_THE PROBLEM_: Count how many lines mention the word "จกรรมการเร". Write that number alone.

_ITEMS_:
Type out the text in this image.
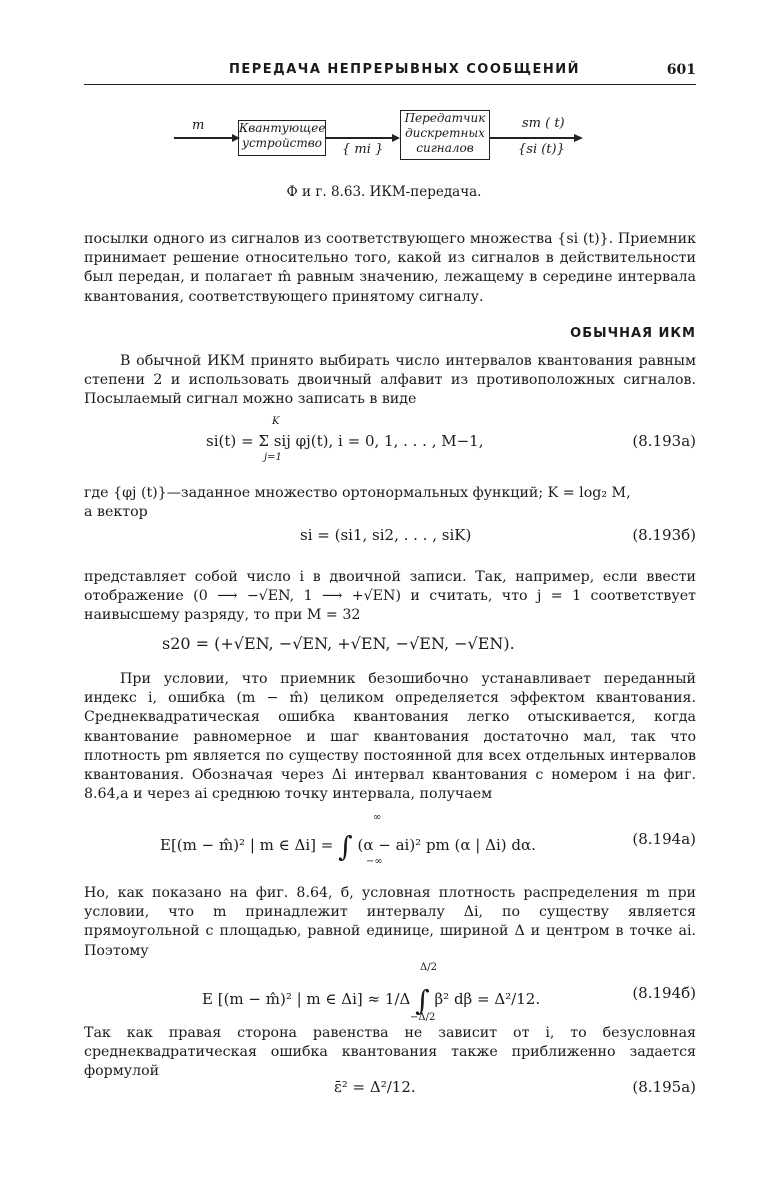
ПЕРЕДАЧА НЕПРЕРЫВНЫХ СООБЩЕНИЙ	601
m	Квантующее
устройство { mi }
Передатчик
дискретных
сигналов
sm ( t)
{si (t)}
Ф и г. 8.63. ИКМ-передача.

посылки одного из сигналов из соответствующего множества {si (t)}. Приемник принимает решение относительно того, какой из сигналов в действительности был передан, и полагает m̂ равным значению, лежащему в середине интервала квантования, соответствующего принятому сигналу.

ОБЫЧНАЯ ИКМ

В обычной ИКМ принято выбирать число интервалов квантования равным степени 2 и использовать двоичный алфавит из противоположных сигналов. Посылаемый сигнал можно записать в виде

si(t) = Σ sij φj(t), i = 0, 1, . . . , M−1,
K
j=1
(8.193а)

где {φj (t)}—заданное множество ортонормальных функций; K = log₂ M,

а вектор

si = (si1, si2, . . . , siK)	(8.193б)

представляет собой число i в двоичной записи. Так, например, если ввести отображение (0 ⟶ −√EN, 1 ⟶ +√EN) и считать, что j = 1 соответствует наивысшему разряду, то при M = 32

s20 = (+√EN, −√EN, +√EN, −√EN, −√EN).

При условии, что приемник безошибочно устанавливает переданный индекс i, ошибка (m − m̂) целиком определяется эффектом квантования. Среднеквадратическая ошибка квантования легко отыскивается, когда квантование равномерное и шаг квантования достаточно мал, так что плотность pm является по существу постоянной для всех отдельных интервалов квантования. Обозначая через Δi интервал квантования с номером i на фиг. 8.64,а и через ai среднюю точку интервала, получаем

E[(m − m̂)² | m ∈ Δi] = ∫ (α − ai)² pm (α | Δi) dα.
∞
−∞
(8.194а)

Но, как показано на фиг. 8.64, б, условная плотность распределения m при условии, что m принадлежит интервалу Δi, по существу является прямоугольной с площадью, равной единице, шириной Δ и центром в точке ai. Поэтому

E [(m − m̂)² | m ∈ Δi] ≈ 1/Δ ∫ β² dβ = Δ²/12.
Δ/2
−Δ/2
(8.194б)

Так как правая сторона равенства не зависит от i, то безусловная среднеквадратическая ошибка квантования также приближенно задается формулой

ε̄² = Δ²/12.	(8.195а)
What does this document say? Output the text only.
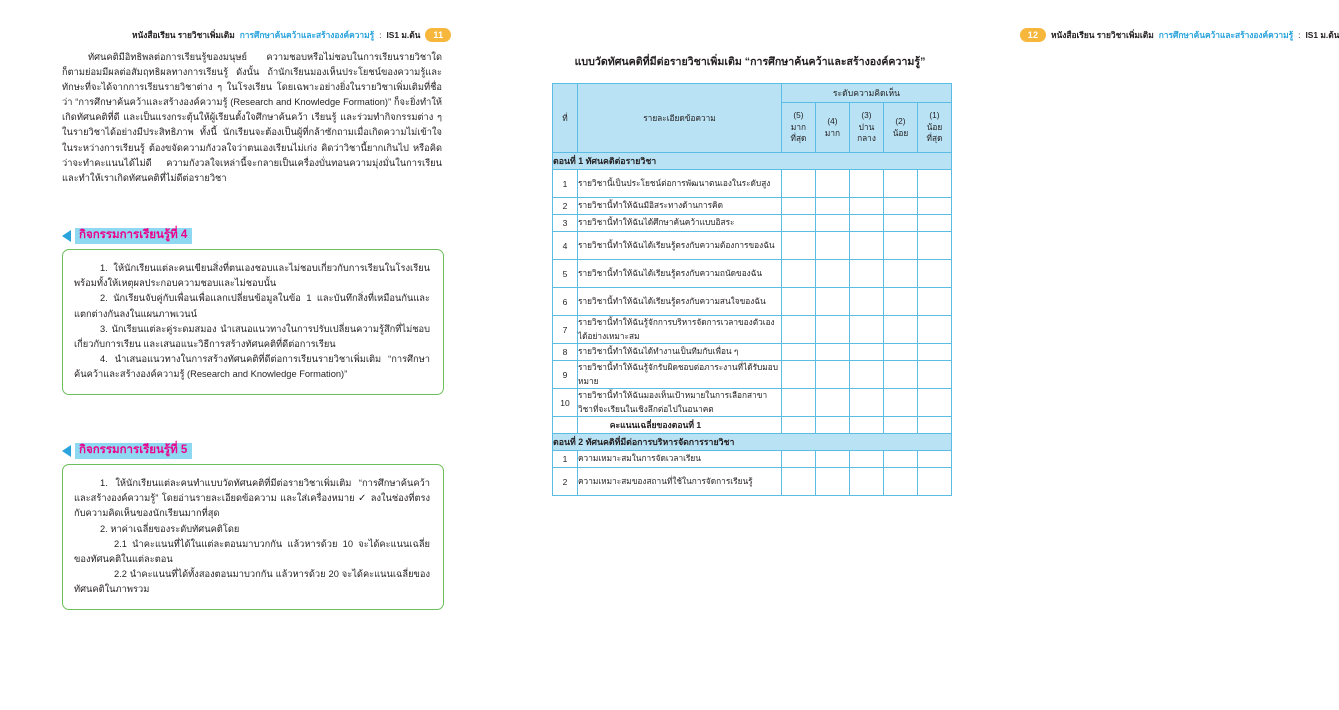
หนังสือเรียน รายวิชาเพิ่มเติม การศึกษาค้นคว้าและสร้างองค์ความรู้ : IS1 ม.ต้น	11

ทัศนคติมีอิทธิพลต่อการเรียนรู้ของมนุษย์ ความชอบหรือไม่ชอบในการเรียนรายวิชาใดก็ตามย่อมมีผลต่อสัมฤทธิผลทางการเรียนรู้ ดังนั้น ถ้านักเรียนมองเห็นประโยชน์ของความรู้และทักษะที่จะได้จากการเรียนรายวิชาต่าง ๆ ในโรงเรียน โดยเฉพาะอย่างยิ่งในรายวิชาเพิ่มเติมที่ชื่อว่า “การศึกษาค้นคว้าและสร้างองค์ความรู้ (Research and Knowledge Formation)” ก็จะยิ่งทำให้เกิดทัศนคติที่ดี และเป็นแรงกระตุ้นให้ผู้เรียนตั้งใจศึกษาค้นคว้า เรียนรู้ และร่วมทำกิจกรรมต่าง ๆ ในรายวิชาได้อย่างมีประสิทธิภาพ ทั้งนี้ นักเรียนจะต้องเป็นผู้ที่กล้าซักถามเมื่อเกิดความไม่เข้าใจในระหว่างการเรียนรู้ ต้องขจัดความกังวลใจว่าตนเองเรียนไม่เก่ง คิดว่าวิชานี้ยากเกินไป หรือคิดว่าจะทำคะแนนได้ไม่ดี ความกังวลใจเหล่านี้จะกลายเป็นเครื่องบั่นทอนความมุ่งมั่นในการเรียนและทำให้เราเกิดทัศนคติที่ไม่ดีต่อรายวิชา

กิจกรรมการเรียนรู้ที่ 4

1. ให้นักเรียนแต่ละคนเขียนสิ่งที่ตนเองชอบและไม่ชอบเกี่ยวกับการเรียนในโรงเรียน พร้อมทั้งให้เหตุผลประกอบความชอบและไม่ชอบนั้น

2. นักเรียนจับคู่กับเพื่อนเพื่อแลกเปลี่ยนข้อมูลในข้อ 1 และบันทึกสิ่งที่เหมือนกันและแตกต่างกันลงในแผนภาพเวนน์

3. นักเรียนแต่ละคู่ระดมสมอง นำเสนอแนวทางในการปรับเปลี่ยนความรู้สึกที่ไม่ชอบเกี่ยวกับการเรียน และเสนอแนะวิธีการสร้างทัศนคติที่ดีต่อการเรียน

4. นำเสนอแนวทางในการสร้างทัศนคติที่ดีต่อการเรียนรายวิชาเพิ่มเติม “การศึกษาค้นคว้าและสร้างองค์ความรู้ (Research and Knowledge Formation)”

กิจกรรมการเรียนรู้ที่ 5

1. ให้นักเรียนแต่ละคนทำแบบวัดทัศนคติที่มีต่อรายวิชาเพิ่มเติม “การศึกษาค้นคว้าและสร้างองค์ความรู้” โดยอ่านรายละเอียดข้อความ และใส่เครื่องหมาย ✓ ลงในช่องที่ตรงกับความคิดเห็นของนักเรียนมากที่สุด

2. หาค่าเฉลี่ยของระดับทัศนคติโดย

2.1 นำคะแนนที่ได้ในแต่ละตอนมาบวกกัน แล้วหารด้วย 10 จะได้คะแนนเฉลี่ยของทัศนคติในแต่ละตอน

2.2 นำคะแนนที่ได้ทั้งสองตอนมาบวกกัน แล้วหารด้วย 20 จะได้คะแนนเฉลี่ยของทัศนคติในภาพรวม

12	หนังสือเรียน รายวิชาเพิ่มเติม การศึกษาค้นคว้าและสร้างองค์ความรู้ : IS1 ม.ต้น
แบบวัดทัศนคติที่มีต่อรายวิชาเพิ่มเติม “การศึกษาค้นคว้าและสร้างองค์ความรู้”
ที่	รายละเอียดข้อความ	ระดับความคิดเห็น				

(5)
มาก
ที่สุด

(4)
มาก

(3)
ปาน
กลาง

(2)
น้อย

(1)
น้อย
ที่สุด

ตอนที่ 1 ทัศนคติต่อรายวิชา						
1	รายวิชานี้เป็นประโยชน์ต่อการพัฒนาตนเองในระดับสูง					
2	รายวิชานี้ทำให้ฉันมีอิสระทางด้านการคิด					
3	รายวิชานี้ทำให้ฉันได้ศึกษาค้นคว้าแบบอิสระ					
4	รายวิชานี้ทำให้ฉันได้เรียนรู้ตรงกับความต้องการของฉัน					
5	รายวิชานี้ทำให้ฉันได้เรียนรู้ตรงกับความถนัดของฉัน					
6	รายวิชานี้ทำให้ฉันได้เรียนรู้ตรงกับความสนใจของฉัน					
7	รายวิชานี้ทำให้ฉันรู้จักการบริหารจัดการเวลาของตัวเองได้อย่างเหมาะสม					
8	รายวิชานี้ทำให้ฉันได้ทำงานเป็นทีมกับเพื่อน ๆ					
9	รายวิชานี้ทำให้ฉันรู้จักรับผิดชอบต่อภาระงานที่ได้รับมอบหมาย					
10	รายวิชานี้ทำให้ฉันมองเห็นเป้าหมายในการเลือกสาขาวิชาที่จะเรียนในเชิงลึกต่อไปในอนาคต					
	คะแนนเฉลี่ยของตอนที่ 1					
ตอนที่ 2 ทัศนคติที่มีต่อการบริหารจัดการรายวิชา						
1	ความเหมาะสมในการจัดเวลาเรียน					
2	ความเหมาะสมของสถานที่ใช้ในการจัดการเรียนรู้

_PROBLEM SOLUTION_: 2